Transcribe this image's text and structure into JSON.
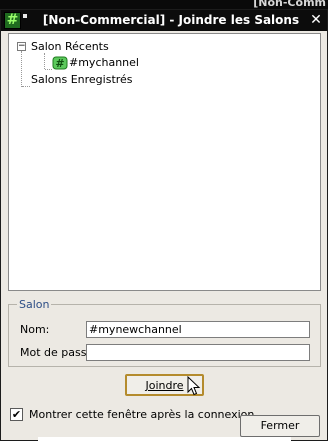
{
  "background": {
    "partial_title": "[Non-Comm"
  },
  "window": {
    "title": "[Non-Commercial] - Joindre les Salons",
    "app_icon_glyph": "#",
    "close_glyph": "✕"
  },
  "tree": {
    "root_recent": "Salon Récents",
    "recent_channel": "#mychannel",
    "root_saved": "Salons Enregistrés",
    "expander_glyph": "−"
  },
  "group": {
    "title": "Salon",
    "name_label": "Nom:",
    "name_value": "#mynewchannel",
    "password_label": "Mot de pass:",
    "password_value": ""
  },
  "buttons": {
    "join": "Joindre",
    "close": "Fermer"
  },
  "checkbox": {
    "label": "Montrer cette fenêtre après la connexion",
    "checked_glyph": "✔"
  },
  "colors": {
    "titlebar": "#0c0c0c",
    "window_bg": "#ece9e3",
    "group_title": "#2d4e86",
    "channel_icon": "#2ea82e"
  }
}
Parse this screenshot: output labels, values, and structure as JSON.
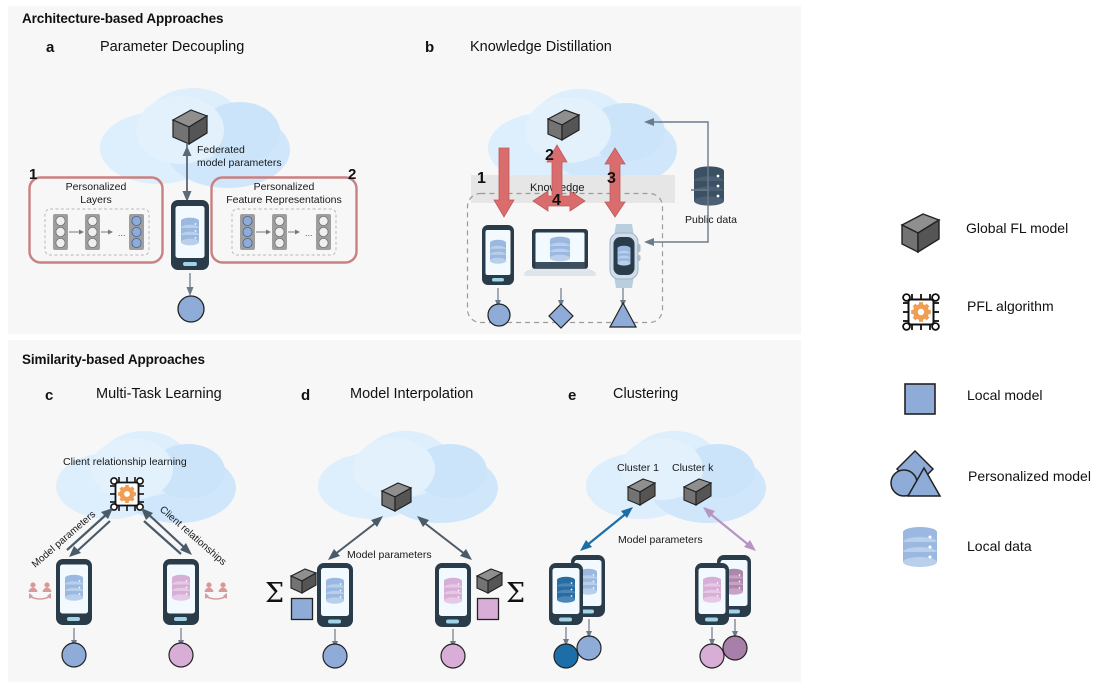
{
  "figure": {
    "type": "diagram",
    "topic": "Personalized Federated Learning (PFL) approaches"
  },
  "sections": [
    {
      "id": "architecture",
      "title": "Architecture-based Approaches"
    },
    {
      "id": "similarity",
      "title": "Similarity-based Approaches"
    }
  ],
  "panels": {
    "a": {
      "letter": "a",
      "title": "Parameter Decoupling",
      "arrow_label_line1": "Federated",
      "arrow_label_line2": "model parameters",
      "box1": {
        "number": "1",
        "label_line1": "Personalized",
        "label_line2": "Layers"
      },
      "box2": {
        "number": "2",
        "label_line1": "Personalized",
        "label_line2": "Feature Representations"
      },
      "ellipsis": "..."
    },
    "b": {
      "letter": "b",
      "title": "Knowledge Distillation",
      "band_label": "Knowledge",
      "steps": [
        "1",
        "2",
        "3",
        "4"
      ],
      "public_data_label": "Public data"
    },
    "c": {
      "letter": "c",
      "title": "Multi-Task Learning",
      "cloud_label": "Client relationship learning",
      "arrow_left_label": "Model parameters",
      "arrow_right_label": "Client relationships"
    },
    "d": {
      "letter": "d",
      "title": "Model Interpolation",
      "arrow_label": "Model parameters",
      "sigma": "Σ"
    },
    "e": {
      "letter": "e",
      "title": "Clustering",
      "cluster1_label": "Cluster 1",
      "clusterk_label": "Cluster k",
      "arrow_label": "Model parameters"
    }
  },
  "legend": {
    "items": [
      {
        "icon": "grey-cube-icon",
        "label": "Global FL model"
      },
      {
        "icon": "chip-gear-icon",
        "label": "PFL algorithm"
      },
      {
        "icon": "blue-square-icon",
        "label": "Local model"
      },
      {
        "icon": "circle-diamond-triangle-icon",
        "label": "Personalized model"
      },
      {
        "icon": "database-icon",
        "label": "Local data"
      }
    ]
  },
  "colors": {
    "panel_bg": "#f7f7f7",
    "cloud_light": "#ddeefc",
    "cloud_mid": "#cbe4fa",
    "cube_top": "#8c8c8c",
    "cube_front": "#6e6e6e",
    "cube_side": "#4f4f4f",
    "red_arrow": "#d96c6c",
    "red_box_border": "#c98080",
    "blue_model": "#8fabd8",
    "pink_model": "#d9aed6",
    "dark_blue": "#1b6ea8",
    "device_dark": "#2a3b49",
    "db_blue": "#9ab8e0",
    "db_pink": "#d7aed6",
    "db_navy": "#3c5063",
    "chip_orange": "#ef9e54",
    "arrow_grey": "#5a6a78",
    "knowledge_band": "#e6e6e6"
  }
}
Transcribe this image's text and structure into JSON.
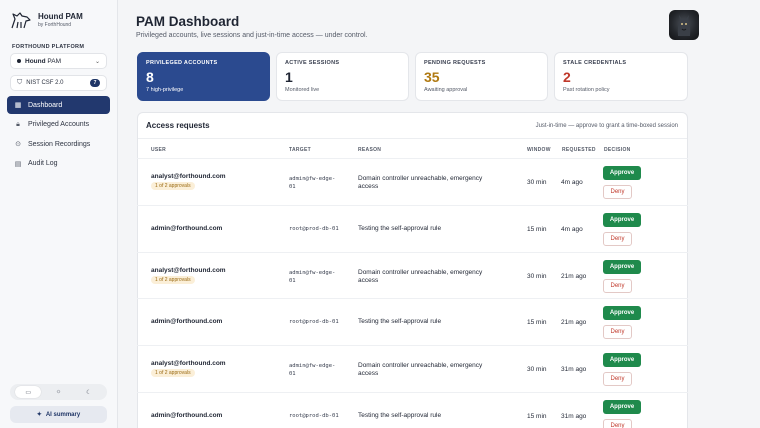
{
  "brand": {
    "title": "Hound PAM",
    "subtitle": "by ForthHound"
  },
  "sidebar": {
    "section_label": "FORTHOUND PLATFORM",
    "product_select": {
      "bold": "Hound",
      "rest": " PAM"
    },
    "compliance": {
      "label": "NIST CSF 2.0",
      "count": "7"
    },
    "items": [
      {
        "label": "Dashboard",
        "icon": "grid-icon"
      },
      {
        "label": "Privileged Accounts",
        "icon": "lock-icon"
      },
      {
        "label": "Session Recordings",
        "icon": "play-circle-icon"
      },
      {
        "label": "Audit Log",
        "icon": "document-icon"
      }
    ],
    "ai_summary": "AI summary"
  },
  "header": {
    "title": "PAM Dashboard",
    "subtitle": "Privileged accounts, live sessions and just-in-time access — under control."
  },
  "stats": [
    {
      "label": "PRIVILEGED ACCOUNTS",
      "value": "8",
      "note": "7 high-privilege",
      "color": "#ffffff"
    },
    {
      "label": "ACTIVE SESSIONS",
      "value": "1",
      "note": "Monitored live",
      "color": "#1f2533"
    },
    {
      "label": "PENDING REQUESTS",
      "value": "35",
      "note": "Awaiting approval",
      "color": "#b07a12"
    },
    {
      "label": "STALE CREDENTIALS",
      "value": "2",
      "note": "Past rotation policy",
      "color": "#c0392b"
    }
  ],
  "requests": {
    "title": "Access requests",
    "hint": "Just-in-time — approve to grant a time-boxed session",
    "columns": {
      "user": "USER",
      "target": "TARGET",
      "reason": "REASON",
      "window": "WINDOW",
      "requested": "REQUESTED",
      "decision": "DECISION"
    },
    "approve_label": "Approve",
    "deny_label": "Deny",
    "rows": [
      {
        "user": "analyst@forthound.com",
        "approvals": "1 of 2 approvals",
        "target1": "admin@fw-edge-",
        "target2": "01",
        "reason": "Domain controller unreachable, emergency access",
        "window": "30 min",
        "requested": "4m ago"
      },
      {
        "user": "admin@forthound.com",
        "approvals": "",
        "target1": "root@prod-db-01",
        "target2": "",
        "reason": "Testing the self-approval rule",
        "window": "15 min",
        "requested": "4m ago"
      },
      {
        "user": "analyst@forthound.com",
        "approvals": "1 of 2 approvals",
        "target1": "admin@fw-edge-",
        "target2": "01",
        "reason": "Domain controller unreachable, emergency access",
        "window": "30 min",
        "requested": "21m ago"
      },
      {
        "user": "admin@forthound.com",
        "approvals": "",
        "target1": "root@prod-db-01",
        "target2": "",
        "reason": "Testing the self-approval rule",
        "window": "15 min",
        "requested": "21m ago"
      },
      {
        "user": "analyst@forthound.com",
        "approvals": "1 of 2 approvals",
        "target1": "admin@fw-edge-",
        "target2": "01",
        "reason": "Domain controller unreachable, emergency access",
        "window": "30 min",
        "requested": "31m ago"
      },
      {
        "user": "admin@forthound.com",
        "approvals": "",
        "target1": "root@prod-db-01",
        "target2": "",
        "reason": "Testing the self-approval rule",
        "window": "15 min",
        "requested": "31m ago"
      }
    ]
  }
}
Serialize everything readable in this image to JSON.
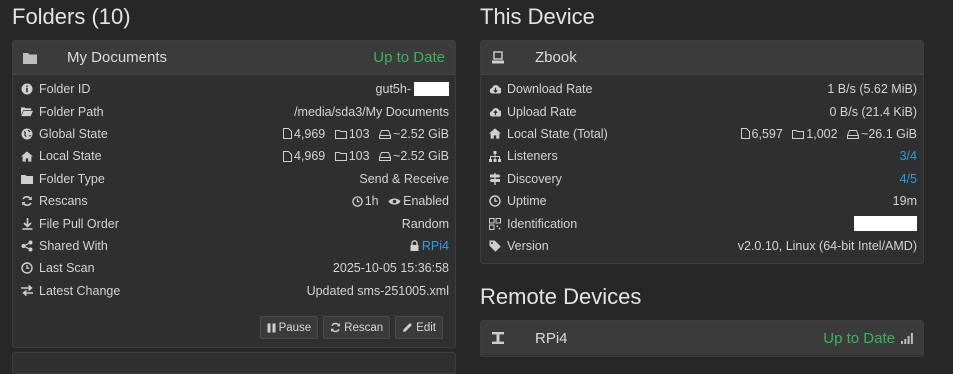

----

**AIM**
Extract from the data every line where "Salons" shows up.

**PROBLEM SOLUTION**
    "title": "[Non-Commercial] - Joindre les Salons",
    "root_saved": "Salons Enregistrés",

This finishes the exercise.